WHAT THIS TASK INVOLVES:
Work out how many lines contain "县司法局刑释解教工作总结". Reply with the count alone.

RECORDS FOR THIS TASK:
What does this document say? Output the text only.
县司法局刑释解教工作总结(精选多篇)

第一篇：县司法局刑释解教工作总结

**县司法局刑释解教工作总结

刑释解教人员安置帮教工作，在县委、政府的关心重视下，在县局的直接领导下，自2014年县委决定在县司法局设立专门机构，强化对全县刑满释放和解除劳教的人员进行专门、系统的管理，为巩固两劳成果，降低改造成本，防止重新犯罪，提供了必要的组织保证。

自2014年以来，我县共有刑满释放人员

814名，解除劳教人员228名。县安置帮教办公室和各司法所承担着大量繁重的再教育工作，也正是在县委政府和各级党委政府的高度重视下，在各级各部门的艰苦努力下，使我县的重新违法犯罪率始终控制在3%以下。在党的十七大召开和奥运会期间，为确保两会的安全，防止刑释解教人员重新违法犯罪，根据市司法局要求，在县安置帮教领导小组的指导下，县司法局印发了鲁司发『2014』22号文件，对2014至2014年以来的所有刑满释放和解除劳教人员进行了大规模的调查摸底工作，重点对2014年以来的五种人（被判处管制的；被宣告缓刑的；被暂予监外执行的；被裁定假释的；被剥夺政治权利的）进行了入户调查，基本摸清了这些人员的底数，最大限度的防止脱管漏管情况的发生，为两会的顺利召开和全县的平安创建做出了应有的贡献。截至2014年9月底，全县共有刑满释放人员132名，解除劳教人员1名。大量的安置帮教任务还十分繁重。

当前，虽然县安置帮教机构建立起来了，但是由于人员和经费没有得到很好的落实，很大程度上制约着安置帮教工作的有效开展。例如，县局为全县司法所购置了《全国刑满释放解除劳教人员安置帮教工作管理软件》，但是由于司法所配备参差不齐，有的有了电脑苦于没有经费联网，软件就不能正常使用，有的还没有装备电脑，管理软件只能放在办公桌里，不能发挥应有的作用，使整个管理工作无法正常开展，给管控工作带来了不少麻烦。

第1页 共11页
---
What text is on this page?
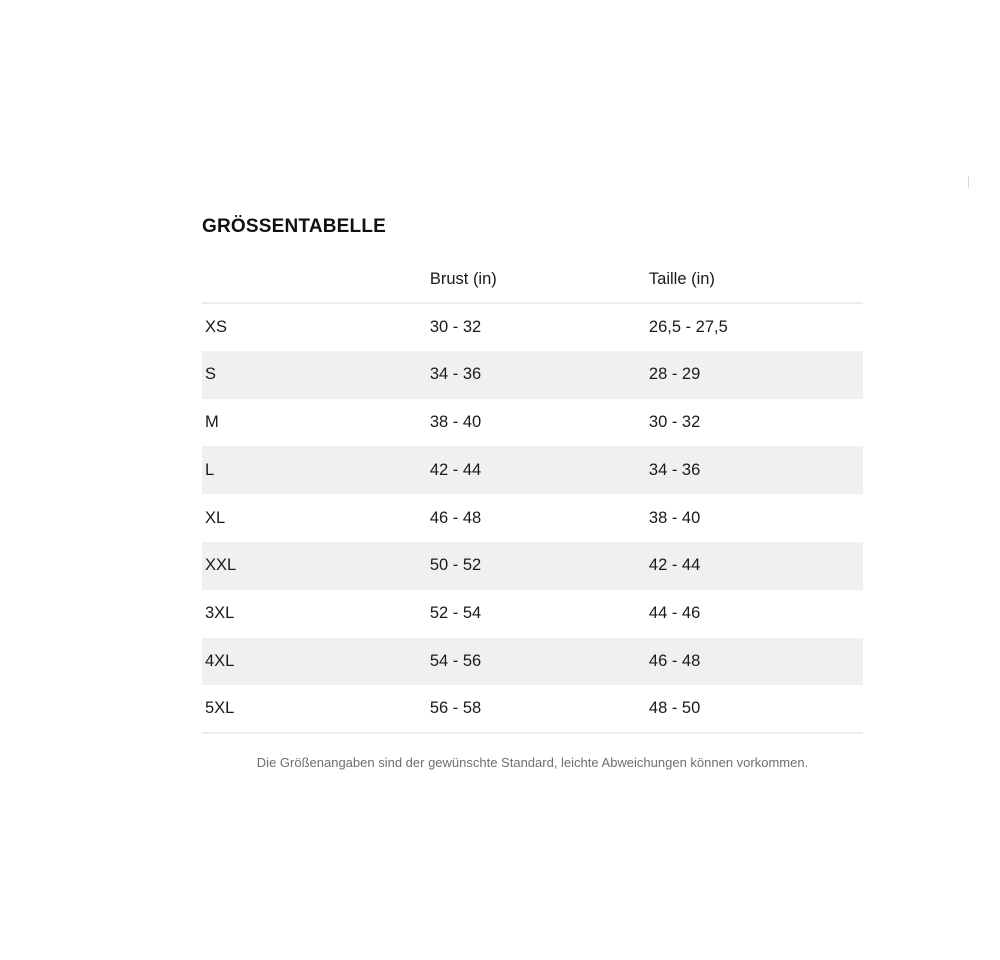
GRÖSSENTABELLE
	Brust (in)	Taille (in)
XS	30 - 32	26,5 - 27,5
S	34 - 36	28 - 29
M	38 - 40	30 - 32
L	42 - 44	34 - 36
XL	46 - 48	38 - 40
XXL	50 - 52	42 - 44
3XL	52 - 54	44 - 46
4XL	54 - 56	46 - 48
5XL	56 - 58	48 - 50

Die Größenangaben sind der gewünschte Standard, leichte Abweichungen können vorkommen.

SOLUTION BELOW:
3